● **Records for processing**:
-- begin --

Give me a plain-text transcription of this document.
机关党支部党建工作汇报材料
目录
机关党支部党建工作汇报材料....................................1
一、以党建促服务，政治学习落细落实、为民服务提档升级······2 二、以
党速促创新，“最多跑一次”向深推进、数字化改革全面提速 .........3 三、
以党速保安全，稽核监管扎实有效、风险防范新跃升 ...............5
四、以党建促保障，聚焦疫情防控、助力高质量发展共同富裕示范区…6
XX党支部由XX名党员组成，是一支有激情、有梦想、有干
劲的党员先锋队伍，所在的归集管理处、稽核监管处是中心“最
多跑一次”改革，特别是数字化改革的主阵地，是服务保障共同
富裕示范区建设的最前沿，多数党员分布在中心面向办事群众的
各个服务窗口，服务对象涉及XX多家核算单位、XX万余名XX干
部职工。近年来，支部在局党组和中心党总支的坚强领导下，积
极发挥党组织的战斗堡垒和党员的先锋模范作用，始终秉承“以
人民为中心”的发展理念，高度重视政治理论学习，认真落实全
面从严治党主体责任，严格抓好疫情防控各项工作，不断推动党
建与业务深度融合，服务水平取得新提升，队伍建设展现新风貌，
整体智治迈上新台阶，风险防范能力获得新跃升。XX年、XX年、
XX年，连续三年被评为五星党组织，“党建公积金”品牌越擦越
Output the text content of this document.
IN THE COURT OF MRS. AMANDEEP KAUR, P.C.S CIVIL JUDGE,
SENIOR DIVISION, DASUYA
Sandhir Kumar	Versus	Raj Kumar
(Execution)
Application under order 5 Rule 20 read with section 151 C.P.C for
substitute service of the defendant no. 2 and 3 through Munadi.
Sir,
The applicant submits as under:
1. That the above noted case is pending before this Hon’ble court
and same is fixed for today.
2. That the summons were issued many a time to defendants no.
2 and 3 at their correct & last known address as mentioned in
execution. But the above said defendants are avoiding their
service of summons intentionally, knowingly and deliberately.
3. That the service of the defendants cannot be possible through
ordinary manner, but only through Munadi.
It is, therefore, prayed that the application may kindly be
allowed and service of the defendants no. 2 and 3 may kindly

-- end --
-- begin --

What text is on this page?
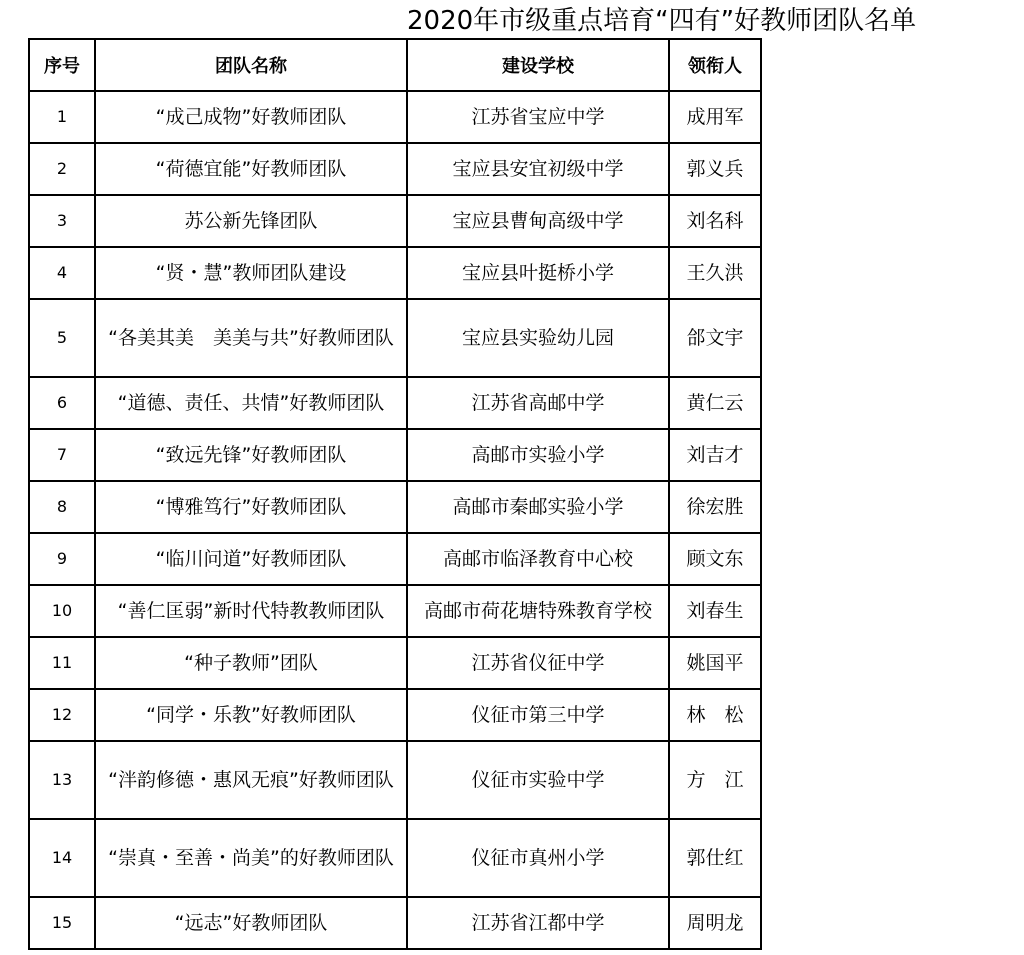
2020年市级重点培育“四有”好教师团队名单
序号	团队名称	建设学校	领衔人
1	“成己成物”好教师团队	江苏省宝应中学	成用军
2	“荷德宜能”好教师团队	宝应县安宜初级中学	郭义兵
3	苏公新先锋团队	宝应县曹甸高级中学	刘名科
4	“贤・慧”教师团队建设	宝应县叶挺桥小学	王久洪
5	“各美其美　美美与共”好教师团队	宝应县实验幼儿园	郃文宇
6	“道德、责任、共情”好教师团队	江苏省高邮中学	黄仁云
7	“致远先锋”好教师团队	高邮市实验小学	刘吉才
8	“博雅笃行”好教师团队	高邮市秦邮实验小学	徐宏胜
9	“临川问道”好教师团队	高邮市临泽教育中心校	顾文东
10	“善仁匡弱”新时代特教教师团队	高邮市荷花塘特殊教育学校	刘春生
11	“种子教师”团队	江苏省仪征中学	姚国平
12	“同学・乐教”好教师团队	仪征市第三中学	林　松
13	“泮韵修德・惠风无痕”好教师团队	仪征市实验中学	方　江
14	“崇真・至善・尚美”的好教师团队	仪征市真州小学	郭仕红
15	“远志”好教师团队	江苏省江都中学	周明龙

-- end --
-- begin --

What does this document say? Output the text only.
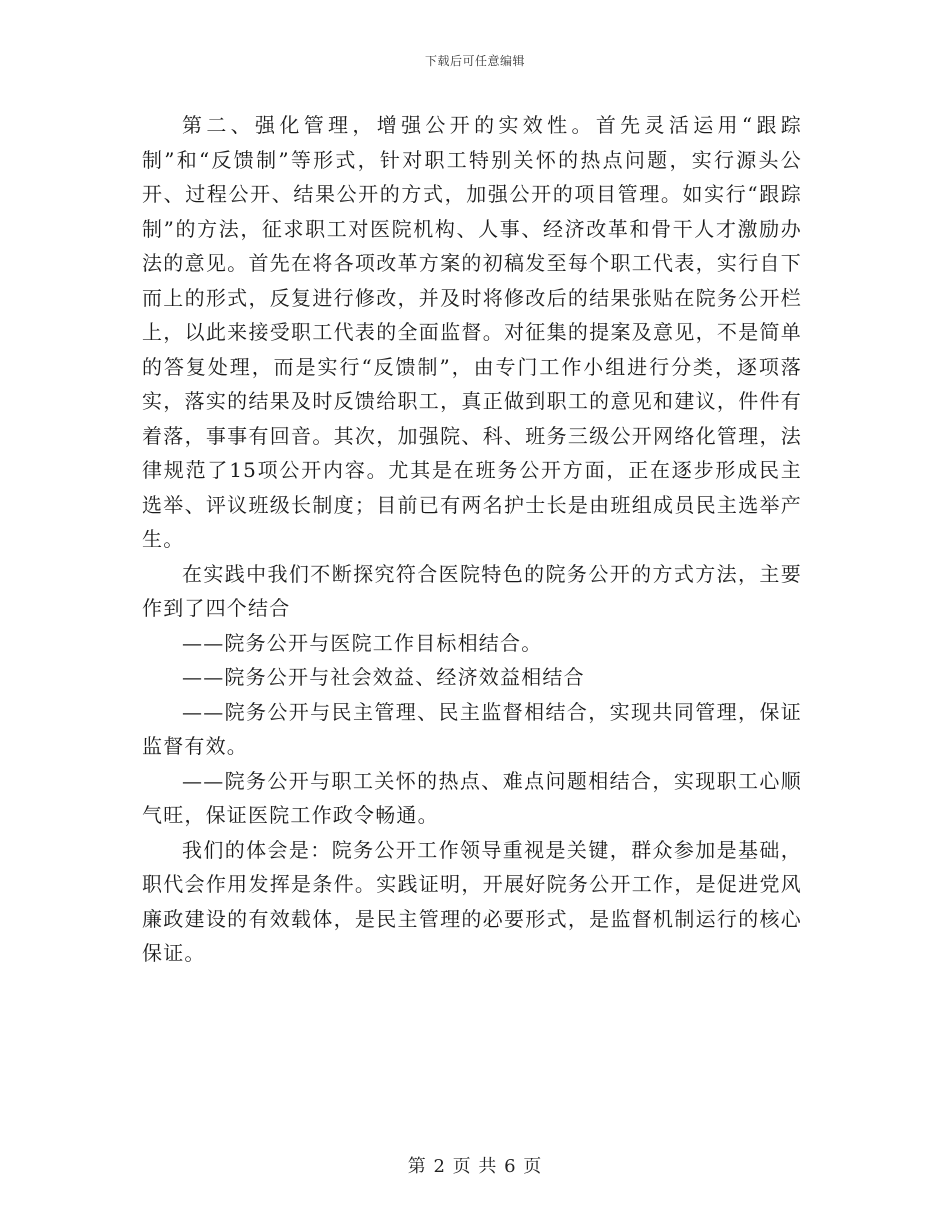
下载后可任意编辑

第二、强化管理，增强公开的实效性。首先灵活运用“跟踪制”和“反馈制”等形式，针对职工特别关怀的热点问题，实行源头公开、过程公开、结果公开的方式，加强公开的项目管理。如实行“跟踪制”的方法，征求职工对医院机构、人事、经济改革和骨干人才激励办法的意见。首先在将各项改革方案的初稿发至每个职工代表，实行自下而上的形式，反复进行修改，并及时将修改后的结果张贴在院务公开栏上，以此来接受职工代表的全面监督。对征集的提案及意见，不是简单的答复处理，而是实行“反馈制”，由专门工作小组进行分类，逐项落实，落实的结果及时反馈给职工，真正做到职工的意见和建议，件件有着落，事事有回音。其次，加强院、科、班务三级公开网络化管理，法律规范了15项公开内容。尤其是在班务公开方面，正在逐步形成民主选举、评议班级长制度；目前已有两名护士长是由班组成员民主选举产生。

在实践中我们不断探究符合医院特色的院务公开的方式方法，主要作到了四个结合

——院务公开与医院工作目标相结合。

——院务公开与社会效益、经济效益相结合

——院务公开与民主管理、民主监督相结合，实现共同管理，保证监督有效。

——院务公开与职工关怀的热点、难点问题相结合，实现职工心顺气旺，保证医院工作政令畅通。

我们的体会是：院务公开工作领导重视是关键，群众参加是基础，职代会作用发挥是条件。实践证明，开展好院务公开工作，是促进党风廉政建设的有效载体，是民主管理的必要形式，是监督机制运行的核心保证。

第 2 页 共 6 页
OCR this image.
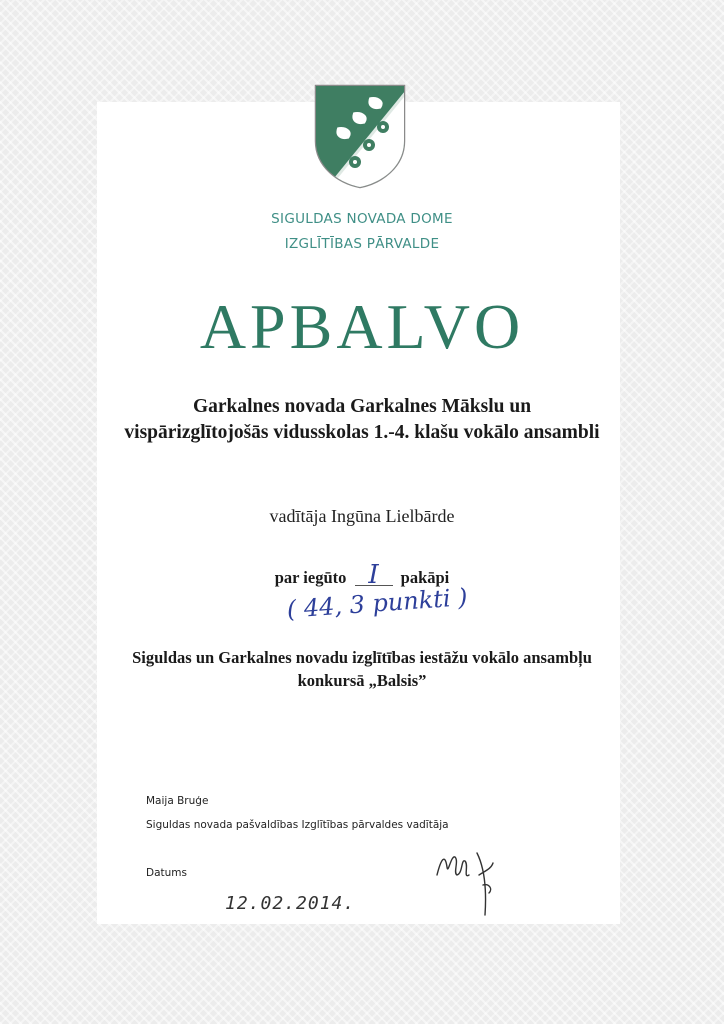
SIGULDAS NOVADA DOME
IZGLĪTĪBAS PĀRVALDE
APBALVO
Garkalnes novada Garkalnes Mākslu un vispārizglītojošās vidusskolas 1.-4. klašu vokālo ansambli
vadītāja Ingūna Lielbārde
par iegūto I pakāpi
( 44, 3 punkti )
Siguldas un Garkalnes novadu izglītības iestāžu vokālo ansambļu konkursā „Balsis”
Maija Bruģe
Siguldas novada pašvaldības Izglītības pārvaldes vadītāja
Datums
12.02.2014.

-- end --

● **Instruction**: In the records above, find each line with the word "Output" and copy it.

● **Exercise response**:
Output the text content of this document.
What does this document say? Output the text only.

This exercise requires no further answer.